• PROBLEM REQUIREMENTS: In the listing below, locate the lines that hold the string "label". Copy those lines.

• SUPPLIED RECORDS:
------------------------------------------------------------------------

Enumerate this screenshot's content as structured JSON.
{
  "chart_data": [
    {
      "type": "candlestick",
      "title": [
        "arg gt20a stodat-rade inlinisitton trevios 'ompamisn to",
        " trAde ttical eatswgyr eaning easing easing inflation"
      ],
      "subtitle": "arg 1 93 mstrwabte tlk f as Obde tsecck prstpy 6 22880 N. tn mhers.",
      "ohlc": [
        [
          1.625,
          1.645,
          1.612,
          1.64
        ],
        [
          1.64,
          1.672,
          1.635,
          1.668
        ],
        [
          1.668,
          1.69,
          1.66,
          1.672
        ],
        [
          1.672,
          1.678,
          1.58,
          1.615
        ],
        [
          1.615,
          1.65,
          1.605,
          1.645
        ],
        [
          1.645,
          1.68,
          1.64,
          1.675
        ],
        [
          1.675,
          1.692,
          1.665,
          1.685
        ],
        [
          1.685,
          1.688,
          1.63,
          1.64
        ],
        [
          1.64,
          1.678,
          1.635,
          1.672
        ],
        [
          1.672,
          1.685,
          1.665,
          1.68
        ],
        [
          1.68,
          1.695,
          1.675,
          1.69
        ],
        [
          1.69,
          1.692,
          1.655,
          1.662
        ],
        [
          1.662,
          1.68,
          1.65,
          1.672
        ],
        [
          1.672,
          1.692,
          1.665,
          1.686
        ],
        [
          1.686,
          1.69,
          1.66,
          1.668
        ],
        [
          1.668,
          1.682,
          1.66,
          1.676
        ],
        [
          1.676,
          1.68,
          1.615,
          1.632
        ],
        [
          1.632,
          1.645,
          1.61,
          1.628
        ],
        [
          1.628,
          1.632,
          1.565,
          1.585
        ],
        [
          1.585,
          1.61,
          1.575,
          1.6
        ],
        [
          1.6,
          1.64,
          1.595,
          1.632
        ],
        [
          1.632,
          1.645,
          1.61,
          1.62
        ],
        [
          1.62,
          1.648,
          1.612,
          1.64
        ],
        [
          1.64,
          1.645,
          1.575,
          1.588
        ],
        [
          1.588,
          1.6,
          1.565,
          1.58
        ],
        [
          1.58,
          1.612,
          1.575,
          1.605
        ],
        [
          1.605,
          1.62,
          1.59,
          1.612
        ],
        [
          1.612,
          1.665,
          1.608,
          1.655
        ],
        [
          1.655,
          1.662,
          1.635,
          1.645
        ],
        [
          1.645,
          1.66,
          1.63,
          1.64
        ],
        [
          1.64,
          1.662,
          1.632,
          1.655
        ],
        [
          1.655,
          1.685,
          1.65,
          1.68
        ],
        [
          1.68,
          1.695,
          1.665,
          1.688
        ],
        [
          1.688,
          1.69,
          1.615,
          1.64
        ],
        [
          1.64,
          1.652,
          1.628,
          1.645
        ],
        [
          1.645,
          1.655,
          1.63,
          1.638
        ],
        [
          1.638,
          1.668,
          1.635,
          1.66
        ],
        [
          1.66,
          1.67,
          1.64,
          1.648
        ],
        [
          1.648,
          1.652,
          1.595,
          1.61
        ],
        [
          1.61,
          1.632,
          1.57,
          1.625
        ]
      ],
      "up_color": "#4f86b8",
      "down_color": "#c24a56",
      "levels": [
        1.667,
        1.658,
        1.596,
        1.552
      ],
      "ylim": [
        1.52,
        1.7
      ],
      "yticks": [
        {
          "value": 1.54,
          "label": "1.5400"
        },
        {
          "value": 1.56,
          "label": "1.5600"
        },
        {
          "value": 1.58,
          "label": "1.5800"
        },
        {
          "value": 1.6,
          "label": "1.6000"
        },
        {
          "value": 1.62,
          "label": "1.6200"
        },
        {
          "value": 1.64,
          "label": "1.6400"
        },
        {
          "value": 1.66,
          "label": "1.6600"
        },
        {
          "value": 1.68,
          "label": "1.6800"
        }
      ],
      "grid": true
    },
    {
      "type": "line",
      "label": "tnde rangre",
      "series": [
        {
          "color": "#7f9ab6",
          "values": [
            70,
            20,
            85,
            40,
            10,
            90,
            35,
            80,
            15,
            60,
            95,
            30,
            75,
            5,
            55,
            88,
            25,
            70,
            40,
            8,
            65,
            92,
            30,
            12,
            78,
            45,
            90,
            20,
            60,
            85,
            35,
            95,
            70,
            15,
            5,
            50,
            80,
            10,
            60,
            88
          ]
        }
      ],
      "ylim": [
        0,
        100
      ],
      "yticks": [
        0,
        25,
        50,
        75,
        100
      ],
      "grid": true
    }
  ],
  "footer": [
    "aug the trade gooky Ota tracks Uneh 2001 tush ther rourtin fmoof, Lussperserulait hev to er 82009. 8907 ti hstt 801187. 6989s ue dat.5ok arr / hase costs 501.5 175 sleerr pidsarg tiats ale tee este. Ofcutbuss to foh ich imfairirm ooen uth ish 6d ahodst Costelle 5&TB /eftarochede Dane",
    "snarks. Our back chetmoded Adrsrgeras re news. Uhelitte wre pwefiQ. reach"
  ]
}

------------------------------------------------------------------------

• ANSWER TO THIS TASK:
          "label": "1.5400"
          "label": "1.5600"
          "label": "1.5800"
          "label": "1.6000"
          "label": "1.6200"
          "label": "1.6400"
          "label": "1.6600"
          "label": "1.6800"
      "label": "tnde rangre",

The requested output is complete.